> Supplied records

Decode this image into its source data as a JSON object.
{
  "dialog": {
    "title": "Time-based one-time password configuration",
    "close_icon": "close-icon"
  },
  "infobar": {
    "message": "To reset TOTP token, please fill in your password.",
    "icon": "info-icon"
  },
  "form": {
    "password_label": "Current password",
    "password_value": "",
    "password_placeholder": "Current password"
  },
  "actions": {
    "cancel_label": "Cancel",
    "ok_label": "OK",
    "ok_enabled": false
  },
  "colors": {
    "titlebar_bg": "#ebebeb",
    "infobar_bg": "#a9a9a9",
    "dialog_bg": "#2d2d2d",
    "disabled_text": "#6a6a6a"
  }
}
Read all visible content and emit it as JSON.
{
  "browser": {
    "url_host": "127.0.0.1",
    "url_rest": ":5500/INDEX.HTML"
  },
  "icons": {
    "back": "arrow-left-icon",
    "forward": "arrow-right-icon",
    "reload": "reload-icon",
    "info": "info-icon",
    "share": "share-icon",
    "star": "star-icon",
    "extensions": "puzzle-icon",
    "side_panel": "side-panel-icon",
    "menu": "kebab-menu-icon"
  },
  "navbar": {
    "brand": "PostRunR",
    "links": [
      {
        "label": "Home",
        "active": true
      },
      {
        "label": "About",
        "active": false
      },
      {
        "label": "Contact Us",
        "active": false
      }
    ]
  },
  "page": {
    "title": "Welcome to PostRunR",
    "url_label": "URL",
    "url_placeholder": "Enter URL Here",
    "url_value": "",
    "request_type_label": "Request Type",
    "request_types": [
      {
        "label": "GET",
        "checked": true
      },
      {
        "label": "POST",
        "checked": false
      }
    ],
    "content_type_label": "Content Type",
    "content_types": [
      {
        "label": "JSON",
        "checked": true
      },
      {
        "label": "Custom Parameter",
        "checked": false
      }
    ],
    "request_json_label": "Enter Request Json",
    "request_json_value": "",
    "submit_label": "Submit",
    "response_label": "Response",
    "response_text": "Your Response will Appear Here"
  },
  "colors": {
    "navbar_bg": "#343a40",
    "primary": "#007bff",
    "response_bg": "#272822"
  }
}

> Exercise
For each line of the listing that holds the word "Enter", show that line.

> The response
    "url_placeholder": "Enter URL Here",
    "request_json_label": "Enter Request Json",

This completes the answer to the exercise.